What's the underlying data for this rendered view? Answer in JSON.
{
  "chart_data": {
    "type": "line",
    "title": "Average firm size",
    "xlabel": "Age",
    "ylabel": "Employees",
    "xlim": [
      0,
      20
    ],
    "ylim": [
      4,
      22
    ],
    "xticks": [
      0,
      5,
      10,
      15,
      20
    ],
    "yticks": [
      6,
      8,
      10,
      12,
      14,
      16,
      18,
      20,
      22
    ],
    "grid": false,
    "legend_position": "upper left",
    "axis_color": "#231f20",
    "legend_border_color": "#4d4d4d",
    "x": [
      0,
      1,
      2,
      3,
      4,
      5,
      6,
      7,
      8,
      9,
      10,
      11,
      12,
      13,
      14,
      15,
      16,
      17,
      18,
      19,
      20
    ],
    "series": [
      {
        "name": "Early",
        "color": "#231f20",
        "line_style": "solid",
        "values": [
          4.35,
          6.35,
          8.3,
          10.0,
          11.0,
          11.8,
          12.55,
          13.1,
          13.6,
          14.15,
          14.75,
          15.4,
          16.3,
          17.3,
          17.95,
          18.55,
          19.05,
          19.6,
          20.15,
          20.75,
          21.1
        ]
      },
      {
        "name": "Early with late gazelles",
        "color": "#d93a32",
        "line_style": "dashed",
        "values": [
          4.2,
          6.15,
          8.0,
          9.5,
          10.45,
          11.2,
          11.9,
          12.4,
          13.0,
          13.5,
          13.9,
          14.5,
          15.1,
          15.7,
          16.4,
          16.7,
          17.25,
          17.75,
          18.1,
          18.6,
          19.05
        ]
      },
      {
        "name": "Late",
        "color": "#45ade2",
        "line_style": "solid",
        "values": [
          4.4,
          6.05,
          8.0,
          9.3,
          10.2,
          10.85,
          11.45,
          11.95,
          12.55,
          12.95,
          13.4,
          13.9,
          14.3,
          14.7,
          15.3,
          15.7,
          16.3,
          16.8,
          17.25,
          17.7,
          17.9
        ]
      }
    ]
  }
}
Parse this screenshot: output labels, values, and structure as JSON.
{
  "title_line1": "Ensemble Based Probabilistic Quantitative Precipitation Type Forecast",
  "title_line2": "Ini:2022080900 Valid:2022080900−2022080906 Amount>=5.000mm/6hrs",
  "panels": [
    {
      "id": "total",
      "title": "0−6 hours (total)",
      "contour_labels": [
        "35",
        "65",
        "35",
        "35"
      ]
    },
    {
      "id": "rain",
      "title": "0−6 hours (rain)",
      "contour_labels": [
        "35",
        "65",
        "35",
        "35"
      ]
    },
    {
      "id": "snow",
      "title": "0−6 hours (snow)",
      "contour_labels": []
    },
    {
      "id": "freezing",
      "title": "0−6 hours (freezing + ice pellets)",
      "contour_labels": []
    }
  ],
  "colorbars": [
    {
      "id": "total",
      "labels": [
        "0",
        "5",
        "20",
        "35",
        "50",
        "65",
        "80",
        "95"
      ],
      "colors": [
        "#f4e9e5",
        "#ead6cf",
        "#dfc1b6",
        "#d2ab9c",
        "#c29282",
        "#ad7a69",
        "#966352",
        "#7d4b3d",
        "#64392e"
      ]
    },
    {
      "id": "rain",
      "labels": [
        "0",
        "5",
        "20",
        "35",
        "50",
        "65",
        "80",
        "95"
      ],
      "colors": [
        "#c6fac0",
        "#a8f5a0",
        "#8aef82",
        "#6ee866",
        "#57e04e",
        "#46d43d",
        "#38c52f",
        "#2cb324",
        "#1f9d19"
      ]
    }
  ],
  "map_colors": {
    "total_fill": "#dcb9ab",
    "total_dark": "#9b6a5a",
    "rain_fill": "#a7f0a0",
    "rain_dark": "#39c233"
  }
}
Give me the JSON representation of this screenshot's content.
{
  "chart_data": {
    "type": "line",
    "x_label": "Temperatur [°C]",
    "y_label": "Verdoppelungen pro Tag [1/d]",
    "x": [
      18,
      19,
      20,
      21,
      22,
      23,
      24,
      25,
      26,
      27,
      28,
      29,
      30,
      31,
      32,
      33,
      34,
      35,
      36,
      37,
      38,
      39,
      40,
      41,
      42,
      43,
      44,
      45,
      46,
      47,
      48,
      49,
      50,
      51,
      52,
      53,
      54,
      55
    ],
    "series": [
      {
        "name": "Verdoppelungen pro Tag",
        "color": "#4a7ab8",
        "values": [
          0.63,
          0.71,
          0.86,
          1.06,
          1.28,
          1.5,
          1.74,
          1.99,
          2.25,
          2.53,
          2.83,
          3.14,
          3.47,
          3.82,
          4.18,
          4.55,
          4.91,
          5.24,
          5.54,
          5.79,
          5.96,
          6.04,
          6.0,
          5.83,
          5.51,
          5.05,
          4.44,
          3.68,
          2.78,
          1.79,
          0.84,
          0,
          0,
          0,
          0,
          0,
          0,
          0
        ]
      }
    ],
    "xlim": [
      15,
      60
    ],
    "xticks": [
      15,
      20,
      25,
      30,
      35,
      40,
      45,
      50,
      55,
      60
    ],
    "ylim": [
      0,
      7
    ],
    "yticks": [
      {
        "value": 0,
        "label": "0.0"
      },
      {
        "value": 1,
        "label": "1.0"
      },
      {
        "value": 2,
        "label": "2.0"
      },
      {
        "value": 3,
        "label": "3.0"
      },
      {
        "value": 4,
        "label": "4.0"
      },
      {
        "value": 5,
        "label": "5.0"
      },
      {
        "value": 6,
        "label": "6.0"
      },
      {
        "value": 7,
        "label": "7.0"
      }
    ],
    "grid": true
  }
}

····················

* What to produce
Isolate each line of the listing above that includes "JSON". Copy it.

* Output of the task
What's the underlying data for this rendered view? Answer in JSON.
Parse this screenshot: output labels, values, and structure as JSON.
Give me the JSON representation of this screenshot's content.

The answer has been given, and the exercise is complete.